## Set exercise
Determine how many lines carry the word "note". Output that number only.

START Provided records

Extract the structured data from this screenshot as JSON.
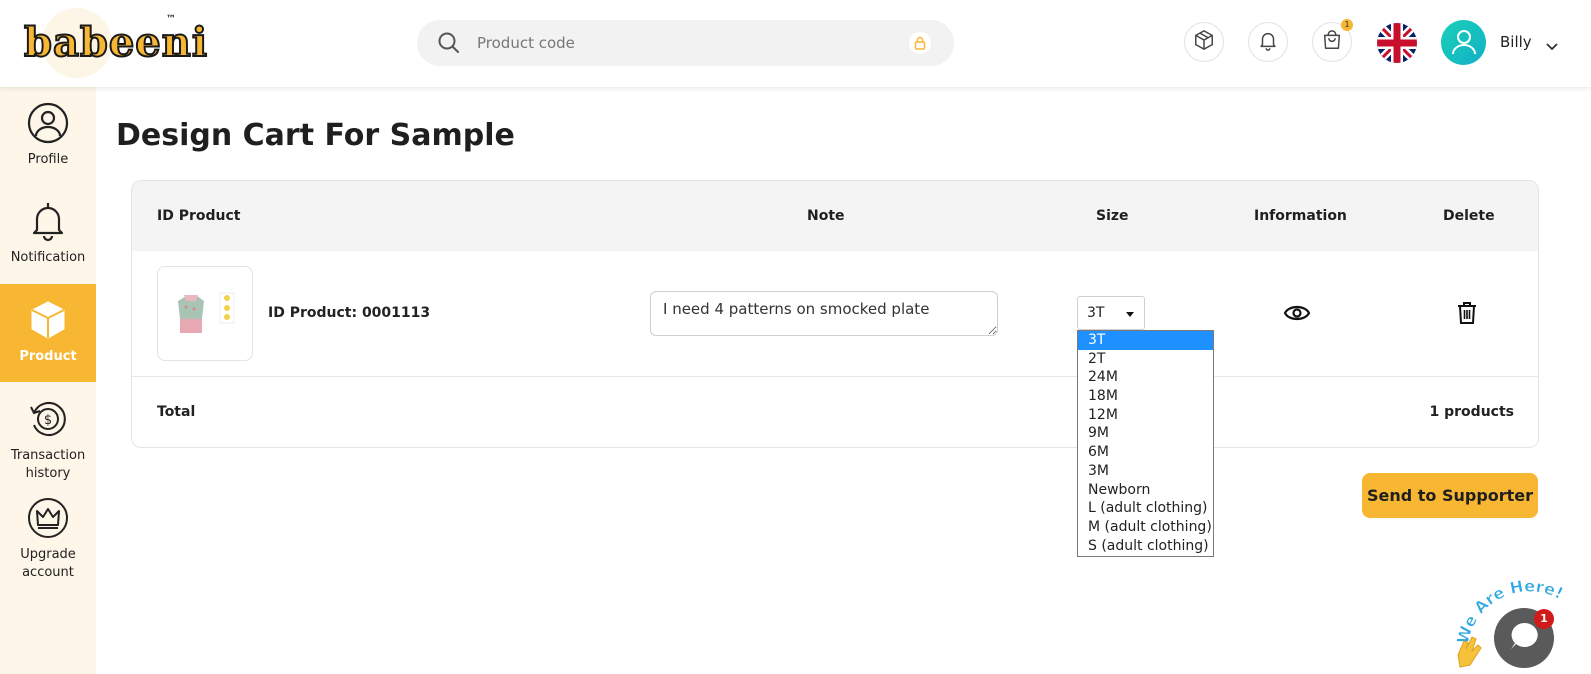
{
  "header": {
    "logo_text": "babeeni",
    "logo_tm": "™",
    "search_placeholder": "Product code",
    "cart_count": "1",
    "user_name": "Billy"
  },
  "sidebar": {
    "items": [
      {
        "label": "Profile",
        "icon": "user-circle-icon"
      },
      {
        "label": "Notification",
        "icon": "bell-icon"
      },
      {
        "label": "Product",
        "icon": "box-icon",
        "active": true
      },
      {
        "label": "Transaction history",
        "icon": "dollar-history-icon"
      },
      {
        "label": "Upgrade account",
        "icon": "crown-icon"
      }
    ]
  },
  "main": {
    "title": "Design Cart For Sample",
    "table": {
      "headers": {
        "id_product": "ID Product",
        "note": "Note",
        "size": "Size",
        "information": "Information",
        "delete": "Delete"
      },
      "rows": [
        {
          "id_product_label": "ID Product: 0001113",
          "note": "I need 4 patterns on smocked plate",
          "size": "3T"
        }
      ],
      "total_label": "Total",
      "total_count": "1 products"
    },
    "size_options": [
      "3T",
      "2T",
      "24M",
      "18M",
      "12M",
      "9M",
      "6M",
      "3M",
      "Newborn",
      "L (adult clothing)",
      "M (adult clothing)",
      "S (adult clothing)"
    ],
    "send_button": "Send to Supporter"
  },
  "chat": {
    "banner": "We Are Here!",
    "badge": "1"
  },
  "colors": {
    "accent": "#f7b733",
    "sidebar_bg": "#fdf6e9",
    "dropdown_selected": "#1e90ff"
  }
}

END Provided records

## Final result
2